# Task description
Using the entries below, quote exactly the span of lines that begins with the line containing "Read this page and output its text content." and ends with the final line.

+++ Data listing +++

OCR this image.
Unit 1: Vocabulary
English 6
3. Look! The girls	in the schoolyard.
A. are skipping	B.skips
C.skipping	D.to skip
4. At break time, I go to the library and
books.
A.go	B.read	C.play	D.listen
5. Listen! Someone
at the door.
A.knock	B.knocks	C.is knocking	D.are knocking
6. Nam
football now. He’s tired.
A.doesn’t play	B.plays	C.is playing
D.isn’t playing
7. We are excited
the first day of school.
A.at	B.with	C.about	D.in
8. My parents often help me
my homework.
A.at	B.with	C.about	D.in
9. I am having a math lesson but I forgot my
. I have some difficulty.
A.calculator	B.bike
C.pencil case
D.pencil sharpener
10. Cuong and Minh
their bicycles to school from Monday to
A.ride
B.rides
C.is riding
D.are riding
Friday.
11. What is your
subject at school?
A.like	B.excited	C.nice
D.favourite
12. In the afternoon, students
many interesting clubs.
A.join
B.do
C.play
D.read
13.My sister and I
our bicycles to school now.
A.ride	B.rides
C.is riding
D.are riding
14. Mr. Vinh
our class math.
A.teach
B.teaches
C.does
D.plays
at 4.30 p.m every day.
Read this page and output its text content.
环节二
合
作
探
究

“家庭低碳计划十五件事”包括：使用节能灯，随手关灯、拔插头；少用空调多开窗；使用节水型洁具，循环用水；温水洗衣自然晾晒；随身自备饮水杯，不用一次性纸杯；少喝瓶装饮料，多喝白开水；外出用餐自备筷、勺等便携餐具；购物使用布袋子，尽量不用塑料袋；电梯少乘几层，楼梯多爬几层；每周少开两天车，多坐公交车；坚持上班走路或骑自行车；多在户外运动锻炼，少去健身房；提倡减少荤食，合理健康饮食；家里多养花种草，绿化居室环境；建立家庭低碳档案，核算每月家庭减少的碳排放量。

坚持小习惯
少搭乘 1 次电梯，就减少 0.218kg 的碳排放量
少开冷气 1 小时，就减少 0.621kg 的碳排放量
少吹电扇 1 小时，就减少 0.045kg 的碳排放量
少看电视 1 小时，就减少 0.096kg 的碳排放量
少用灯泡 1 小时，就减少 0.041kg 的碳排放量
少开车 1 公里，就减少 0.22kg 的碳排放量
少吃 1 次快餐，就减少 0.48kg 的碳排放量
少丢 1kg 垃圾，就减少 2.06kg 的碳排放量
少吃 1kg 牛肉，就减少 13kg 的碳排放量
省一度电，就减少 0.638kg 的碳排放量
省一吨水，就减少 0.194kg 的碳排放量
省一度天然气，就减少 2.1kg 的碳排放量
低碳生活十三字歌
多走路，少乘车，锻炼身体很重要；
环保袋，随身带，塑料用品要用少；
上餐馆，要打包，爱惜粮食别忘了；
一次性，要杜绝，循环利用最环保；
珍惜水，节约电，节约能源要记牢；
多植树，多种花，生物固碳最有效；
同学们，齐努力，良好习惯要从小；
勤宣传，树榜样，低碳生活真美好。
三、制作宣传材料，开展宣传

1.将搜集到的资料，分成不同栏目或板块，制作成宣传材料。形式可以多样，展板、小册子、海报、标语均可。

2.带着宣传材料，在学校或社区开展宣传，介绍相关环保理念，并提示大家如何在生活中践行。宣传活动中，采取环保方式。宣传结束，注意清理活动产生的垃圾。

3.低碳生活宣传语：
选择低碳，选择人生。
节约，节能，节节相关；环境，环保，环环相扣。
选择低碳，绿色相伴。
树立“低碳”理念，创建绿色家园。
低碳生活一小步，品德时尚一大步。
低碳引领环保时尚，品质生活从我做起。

+++

# Response below
Read this page and output its text content.
环节二
合
作
探
究

“家庭低碳计划十五件事”包括：使用节能灯，随手关灯、拔插头；少用空调多开窗；使用节水型洁具，循环用水；温水洗衣自然晾晒；随身自备饮水杯，不用一次性纸杯；少喝瓶装饮料，多喝白开水；外出用餐自备筷、勺等便携餐具；购物使用布袋子，尽量不用塑料袋；电梯少乘几层，楼梯多爬几层；每周少开两天车，多坐公交车；坚持上班走路或骑自行车；多在户外运动锻炼，少去健身房；提倡减少荤食，合理健康饮食；家里多养花种草，绿化居室环境；建立家庭低碳档案，核算每月家庭减少的碳排放量。

坚持小习惯
少搭乘 1 次电梯，就减少 0.218kg 的碳排放量
少开冷气 1 小时，就减少 0.621kg 的碳排放量
少吹电扇 1 小时，就减少 0.045kg 的碳排放量
少看电视 1 小时，就减少 0.096kg 的碳排放量
少用灯泡 1 小时，就减少 0.041kg 的碳排放量
少开车 1 公里，就减少 0.22kg 的碳排放量
少吃 1 次快餐，就减少 0.48kg 的碳排放量
少丢 1kg 垃圾，就减少 2.06kg 的碳排放量
少吃 1kg 牛肉，就减少 13kg 的碳排放量
省一度电，就减少 0.638kg 的碳排放量
省一吨水，就减少 0.194kg 的碳排放量
省一度天然气，就减少 2.1kg 的碳排放量
低碳生活十三字歌
多走路，少乘车，锻炼身体很重要；
环保袋，随身带，塑料用品要用少；
上餐馆，要打包，爱惜粮食别忘了；
一次性，要杜绝，循环利用最环保；
珍惜水，节约电，节约能源要记牢；
多植树，多种花，生物固碳最有效；
同学们，齐努力，良好习惯要从小；
勤宣传，树榜样，低碳生活真美好。
三、制作宣传材料，开展宣传

1.将搜集到的资料，分成不同栏目或板块，制作成宣传材料。形式可以多样，展板、小册子、海报、标语均可。

2.带着宣传材料，在学校或社区开展宣传，介绍相关环保理念，并提示大家如何在生活中践行。宣传活动中，采取环保方式。宣传结束，注意清理活动产生的垃圾。

3.低碳生活宣传语：
选择低碳，选择人生。
节约，节能，节节相关；环境，环保，环环相扣。
选择低碳，绿色相伴。
树立“低碳”理念，创建绿色家园。
低碳生活一小步，品德时尚一大步。
低碳引领环保时尚，品质生活从我做起。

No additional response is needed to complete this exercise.